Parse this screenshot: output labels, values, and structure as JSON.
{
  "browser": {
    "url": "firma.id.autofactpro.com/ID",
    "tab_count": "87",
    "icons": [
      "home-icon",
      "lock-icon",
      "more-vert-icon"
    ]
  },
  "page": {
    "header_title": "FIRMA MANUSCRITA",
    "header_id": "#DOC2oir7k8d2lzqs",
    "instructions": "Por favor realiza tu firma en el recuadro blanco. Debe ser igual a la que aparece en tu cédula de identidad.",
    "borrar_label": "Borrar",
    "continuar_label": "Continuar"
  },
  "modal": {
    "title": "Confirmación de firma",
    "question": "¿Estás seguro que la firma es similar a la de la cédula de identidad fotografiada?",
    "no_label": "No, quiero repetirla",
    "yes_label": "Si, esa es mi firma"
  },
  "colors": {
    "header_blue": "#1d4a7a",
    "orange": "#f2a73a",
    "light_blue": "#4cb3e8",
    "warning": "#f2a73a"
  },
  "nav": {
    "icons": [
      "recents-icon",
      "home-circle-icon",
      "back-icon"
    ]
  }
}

:::::

▸ OBJECTIVE:
Quote each line of the listing above exactly.

▸ EXERCISE OUTPUT:
Parse this screenshot: output labels, values, and structure as JSON.
{
  "browser": {
    "url": "firma.id.autofactpro.com/ID",
    "tab_count": "87",
    "icons": [
      "home-icon",
      "lock-icon",
      "more-vert-icon"
    ]
  },
  "page": {
    "header_title": "FIRMA MANUSCRITA",
    "header_id": "#DOC2oir7k8d2lzqs",
    "instructions": "Por favor realiza tu firma en el recuadro blanco. Debe ser igual a la que aparece en tu cédula de identidad.",
    "borrar_label": "Borrar",
    "continuar_label": "Continuar"
  },
  "modal": {
    "title": "Confirmación de firma",
    "question": "¿Estás seguro que la firma es similar a la de la cédula de identidad fotografiada?",
    "no_label": "No, quiero repetirla",
    "yes_label": "Si, esa es mi firma"
  },
  "colors": {
    "header_blue": "#1d4a7a",
    "orange": "#f2a73a",
    "light_blue": "#4cb3e8",
    "warning": "#f2a73a"
  },
  "nav": {
    "icons": [
      "recents-icon",
      "home-circle-icon",
      "back-icon"
    ]
  }
}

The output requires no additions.